### Work to be completed
Copy out each line of the data holding "tiªu".

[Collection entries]
========

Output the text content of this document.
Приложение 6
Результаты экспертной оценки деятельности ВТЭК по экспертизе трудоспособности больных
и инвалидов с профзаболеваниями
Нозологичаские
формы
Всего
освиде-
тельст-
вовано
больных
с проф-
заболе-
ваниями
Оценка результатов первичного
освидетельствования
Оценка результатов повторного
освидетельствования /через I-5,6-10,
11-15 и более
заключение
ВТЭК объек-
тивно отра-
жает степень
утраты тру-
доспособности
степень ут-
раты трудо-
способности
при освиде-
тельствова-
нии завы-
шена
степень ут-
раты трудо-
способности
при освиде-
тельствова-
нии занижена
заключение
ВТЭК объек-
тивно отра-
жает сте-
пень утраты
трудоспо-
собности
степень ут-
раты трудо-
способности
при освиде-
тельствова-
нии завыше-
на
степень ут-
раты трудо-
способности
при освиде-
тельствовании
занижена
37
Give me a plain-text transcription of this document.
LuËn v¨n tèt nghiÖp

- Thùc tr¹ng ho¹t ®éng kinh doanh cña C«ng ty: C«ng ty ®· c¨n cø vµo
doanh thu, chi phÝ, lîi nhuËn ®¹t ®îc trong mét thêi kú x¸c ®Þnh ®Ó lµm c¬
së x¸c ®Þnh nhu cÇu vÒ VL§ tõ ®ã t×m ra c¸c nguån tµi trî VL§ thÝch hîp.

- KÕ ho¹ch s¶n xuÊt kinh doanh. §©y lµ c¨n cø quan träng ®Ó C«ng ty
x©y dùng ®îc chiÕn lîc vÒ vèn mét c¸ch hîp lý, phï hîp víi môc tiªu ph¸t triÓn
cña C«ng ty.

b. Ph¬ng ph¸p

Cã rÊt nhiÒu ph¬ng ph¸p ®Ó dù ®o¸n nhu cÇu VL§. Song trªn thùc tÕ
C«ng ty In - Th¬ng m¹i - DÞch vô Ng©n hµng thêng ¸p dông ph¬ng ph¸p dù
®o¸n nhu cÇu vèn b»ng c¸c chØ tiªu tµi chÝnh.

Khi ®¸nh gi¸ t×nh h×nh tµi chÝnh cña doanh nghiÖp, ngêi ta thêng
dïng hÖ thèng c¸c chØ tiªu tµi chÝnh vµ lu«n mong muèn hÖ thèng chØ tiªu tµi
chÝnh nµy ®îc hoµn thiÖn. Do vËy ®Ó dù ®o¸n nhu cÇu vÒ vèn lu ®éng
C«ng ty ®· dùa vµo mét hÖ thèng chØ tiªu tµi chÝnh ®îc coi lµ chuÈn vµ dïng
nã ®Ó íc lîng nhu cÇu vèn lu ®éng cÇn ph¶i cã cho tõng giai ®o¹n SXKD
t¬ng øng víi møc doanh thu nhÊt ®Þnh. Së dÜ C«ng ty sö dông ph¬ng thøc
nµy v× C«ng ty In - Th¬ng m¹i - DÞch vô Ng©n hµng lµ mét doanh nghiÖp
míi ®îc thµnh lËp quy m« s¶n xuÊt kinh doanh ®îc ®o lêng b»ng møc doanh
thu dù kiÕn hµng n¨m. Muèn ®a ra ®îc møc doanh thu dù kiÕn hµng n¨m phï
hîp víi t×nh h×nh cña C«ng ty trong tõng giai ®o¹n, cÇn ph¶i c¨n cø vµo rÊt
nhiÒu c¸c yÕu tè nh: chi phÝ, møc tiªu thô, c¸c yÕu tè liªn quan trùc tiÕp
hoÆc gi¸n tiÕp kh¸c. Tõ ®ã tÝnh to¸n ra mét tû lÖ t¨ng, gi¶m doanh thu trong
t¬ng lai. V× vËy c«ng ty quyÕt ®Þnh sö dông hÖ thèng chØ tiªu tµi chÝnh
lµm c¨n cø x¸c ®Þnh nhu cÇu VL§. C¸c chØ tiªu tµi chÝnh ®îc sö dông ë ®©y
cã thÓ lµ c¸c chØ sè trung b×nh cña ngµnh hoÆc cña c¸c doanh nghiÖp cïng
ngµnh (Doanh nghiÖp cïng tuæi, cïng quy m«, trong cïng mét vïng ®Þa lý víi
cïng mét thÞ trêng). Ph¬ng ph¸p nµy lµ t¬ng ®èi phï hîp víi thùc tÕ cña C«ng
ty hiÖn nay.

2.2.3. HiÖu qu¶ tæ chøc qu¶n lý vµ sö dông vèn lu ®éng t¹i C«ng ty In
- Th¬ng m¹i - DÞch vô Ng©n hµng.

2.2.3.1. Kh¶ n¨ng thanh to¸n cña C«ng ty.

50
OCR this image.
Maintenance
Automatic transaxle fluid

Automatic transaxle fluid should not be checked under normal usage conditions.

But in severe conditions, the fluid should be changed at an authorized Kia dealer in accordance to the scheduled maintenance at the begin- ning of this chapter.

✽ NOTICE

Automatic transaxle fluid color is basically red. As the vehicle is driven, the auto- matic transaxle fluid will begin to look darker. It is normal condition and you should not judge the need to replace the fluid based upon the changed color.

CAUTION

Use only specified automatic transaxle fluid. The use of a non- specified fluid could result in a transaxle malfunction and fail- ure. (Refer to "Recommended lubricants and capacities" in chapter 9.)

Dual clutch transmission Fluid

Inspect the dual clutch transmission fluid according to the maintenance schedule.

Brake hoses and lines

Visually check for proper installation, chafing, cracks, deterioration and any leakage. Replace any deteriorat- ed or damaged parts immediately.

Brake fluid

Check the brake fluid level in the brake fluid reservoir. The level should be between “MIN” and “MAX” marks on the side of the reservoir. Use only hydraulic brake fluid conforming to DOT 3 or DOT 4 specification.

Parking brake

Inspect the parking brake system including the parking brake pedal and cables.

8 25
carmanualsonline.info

========

### Output below
x©y dùng ®îc chiÕn lîc vÒ vèn mét c¸ch hîp lý, phï hîp víi môc tiªu ph¸t triÓn
®o¸n nhu cÇu vèn b»ng c¸c chØ tiªu tµi chÝnh.
dïng hÖ thèng c¸c chØ tiªu tµi chÝnh vµ lu«n mong muèn hÖ thèng chØ tiªu tµi
C«ng ty ®· dùa vµo mét hÖ thèng chØ tiªu tµi chÝnh ®îc coi lµ chuÈn vµ dïng
nhiÒu c¸c yÕu tè nh: chi phÝ, møc tiªu thô, c¸c yÕu tè liªn quan trùc tiÕp
t¬ng lai. V× vËy c«ng ty quyÕt ®Þnh sö dông hÖ thèng chØ tiªu tµi chÝnh
lµm c¨n cø x¸c ®Þnh nhu cÇu VL§. C¸c chØ tiªu tµi chÝnh ®îc sö dông ë ®©y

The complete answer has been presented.